Forza Italia, Pagliaro e D’Attis: Trenitalia penalizza il Salento

SALENTO – L’assessore regionale ai Trasporti, Giovanni Giannini, ha partecipato alla presentazione del nuovo orario regionale di Trenitalia. “Le novità – ha detto – sono che abbiamo messo mano a un nuovo orario per efficientare il servizio di trasporto e per velocizzare le linee Lecce-Bari e Foggia-Bari e per rendere più confortevole il percorso per tutti i pendolari”.

Di tutt’altro avviso, da Forza Italia, sono il commissario regionale Mauro D’Attis e il dirigente nazionale Paolo Pagliaro. “Il taglio dei Frecciabianca sulla tratta Bari-Lecce -dice D’Attis- a favore di un Frecciarossa (che ha la stessa durata di percorrenza ma con un costo diverso),

la modifica delle fermate e la modifica degli interscambi dei treni regionali sono decisioni che penalizzano fortemente il territorio pugliese ed in particolare i tanti lavoratori e studenti pendolari della tratta Lecce-Bari che usufruiscono quotidianamente del servizio di trasporto ferroviario. Penso alle persone che abitano nel Brindisino o nel Leccese e che lavorano nell’area di Bari, a cui è stata tolta la possibilità di prendere due Frecciabianca nel pomeriggio (ovvero nella fascia oraria dalle 14,25 alle 19,25). In cambio Trenitalia ha introdotto un Frecciarossa (alle ore 17,25) con identici tempi di percorrenza, costo maggiore, e senza l’opportunità per gli abbonati di fruire anche dei treni regionali”.

### DATI IN ESAME
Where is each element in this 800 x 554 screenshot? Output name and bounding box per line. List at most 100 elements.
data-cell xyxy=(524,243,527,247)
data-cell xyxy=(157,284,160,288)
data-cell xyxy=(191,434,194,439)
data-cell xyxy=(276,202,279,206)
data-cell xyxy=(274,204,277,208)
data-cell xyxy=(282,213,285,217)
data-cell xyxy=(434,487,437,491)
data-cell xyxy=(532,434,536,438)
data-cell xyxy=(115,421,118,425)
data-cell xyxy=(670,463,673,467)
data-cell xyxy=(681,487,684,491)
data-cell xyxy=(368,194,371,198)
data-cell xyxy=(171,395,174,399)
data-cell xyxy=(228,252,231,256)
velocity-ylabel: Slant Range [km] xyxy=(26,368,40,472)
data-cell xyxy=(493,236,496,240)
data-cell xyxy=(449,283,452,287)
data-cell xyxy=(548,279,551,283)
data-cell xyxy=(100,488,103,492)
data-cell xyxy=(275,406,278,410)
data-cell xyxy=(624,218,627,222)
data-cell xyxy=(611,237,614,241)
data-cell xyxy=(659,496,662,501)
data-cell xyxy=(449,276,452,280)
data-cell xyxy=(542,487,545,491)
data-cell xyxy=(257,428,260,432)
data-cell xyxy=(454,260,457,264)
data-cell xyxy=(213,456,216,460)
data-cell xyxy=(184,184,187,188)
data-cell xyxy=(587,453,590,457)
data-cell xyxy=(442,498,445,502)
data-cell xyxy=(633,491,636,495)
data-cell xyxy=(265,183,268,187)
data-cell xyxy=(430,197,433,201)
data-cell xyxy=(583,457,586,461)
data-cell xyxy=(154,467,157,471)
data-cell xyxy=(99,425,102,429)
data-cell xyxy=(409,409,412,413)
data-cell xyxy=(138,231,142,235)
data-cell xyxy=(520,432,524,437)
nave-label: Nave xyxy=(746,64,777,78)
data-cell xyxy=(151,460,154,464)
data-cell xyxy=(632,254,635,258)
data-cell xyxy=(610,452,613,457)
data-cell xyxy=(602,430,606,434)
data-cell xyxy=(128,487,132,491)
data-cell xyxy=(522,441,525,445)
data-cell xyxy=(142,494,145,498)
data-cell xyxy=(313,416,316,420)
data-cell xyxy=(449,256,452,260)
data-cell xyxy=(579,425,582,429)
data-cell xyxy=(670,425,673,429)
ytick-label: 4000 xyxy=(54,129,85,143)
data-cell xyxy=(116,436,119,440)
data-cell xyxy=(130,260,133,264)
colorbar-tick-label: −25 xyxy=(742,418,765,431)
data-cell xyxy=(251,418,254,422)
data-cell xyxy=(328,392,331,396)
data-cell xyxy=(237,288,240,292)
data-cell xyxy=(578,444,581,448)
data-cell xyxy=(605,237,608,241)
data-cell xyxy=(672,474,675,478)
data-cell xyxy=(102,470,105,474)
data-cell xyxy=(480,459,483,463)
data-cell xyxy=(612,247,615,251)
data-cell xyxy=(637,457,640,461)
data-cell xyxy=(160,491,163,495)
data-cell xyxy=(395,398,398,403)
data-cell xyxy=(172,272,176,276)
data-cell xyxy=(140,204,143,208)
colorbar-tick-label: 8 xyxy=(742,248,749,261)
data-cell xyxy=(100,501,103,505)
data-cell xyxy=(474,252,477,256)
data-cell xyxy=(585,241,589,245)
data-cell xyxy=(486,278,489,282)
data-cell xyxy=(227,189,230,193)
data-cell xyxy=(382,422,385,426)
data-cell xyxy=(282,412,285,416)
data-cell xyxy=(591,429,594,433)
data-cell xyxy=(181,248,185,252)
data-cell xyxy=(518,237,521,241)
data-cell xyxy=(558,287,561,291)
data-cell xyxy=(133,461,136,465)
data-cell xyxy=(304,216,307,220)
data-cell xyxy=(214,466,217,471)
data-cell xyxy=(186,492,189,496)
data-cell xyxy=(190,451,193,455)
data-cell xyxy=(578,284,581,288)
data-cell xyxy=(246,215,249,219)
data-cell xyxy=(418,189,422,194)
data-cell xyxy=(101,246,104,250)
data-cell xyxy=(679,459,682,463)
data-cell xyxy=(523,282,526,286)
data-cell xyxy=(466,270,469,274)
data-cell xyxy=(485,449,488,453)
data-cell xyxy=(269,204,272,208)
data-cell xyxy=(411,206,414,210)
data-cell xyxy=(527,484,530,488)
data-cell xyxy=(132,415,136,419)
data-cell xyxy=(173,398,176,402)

### COMPITO RICHIESTO 1
Traduci in inglese questa frase dell'articolo sull'orario Trenitalia: "L’assessore regionale ai Trasporti, Giovanni Giannini, ha partecipato alla presentazione del nuovo orario regionale di Trenitalia."
### COMPITO RICHIESTO 2
Secondo l'articolo sull'orario Trenitalia, a che ora parte il Frecciarossa introdotto da Trenitalia?
### COMPITO RICHIESTO 3
Prosegui l'articolo sull'orario Trenitalia subito dopo la sua ultima frase.
Le voci riportate non sono necessarie per questo lavoro.

### RISPOSTA ATTESA 1
The regional transportation councilor, Giovanni Giannini, attended the presentation of Trenitalia's new regional timetable.

### RISPOSTA ATTESA 2
Alle ore 17,25.

### RISPOSTA ATTESA 3
“Completamente d’accordo -dice Pagliaro- I salentini sono stati ancora una volta penalizzati. Come ho già fatto notare in precedenza, la tratta del Frecciarossa fino a Lecce è solo un contentino perché non porta nessun beneficio ma soltanto un aumento dei costi; è l’ennesima presa in giro e anche una beffa per il nostro territorio. Il problema dei trasporti per il Salento è annoso,  viene dal lontano 2010 quando dal Governo Vendola arrivò la vera pietra tombale che, con la delibera del  Piano dei trasporti Regionale, condannò il Salento a convivere con tanti problemi. Ed è giusto che oggi ci sia l’impegno per cambiare le cose, perché i pendolari di Lecce e Brindisi e tutte le persone che vogliono raggiungere il nostro territorio meritano rispetto”.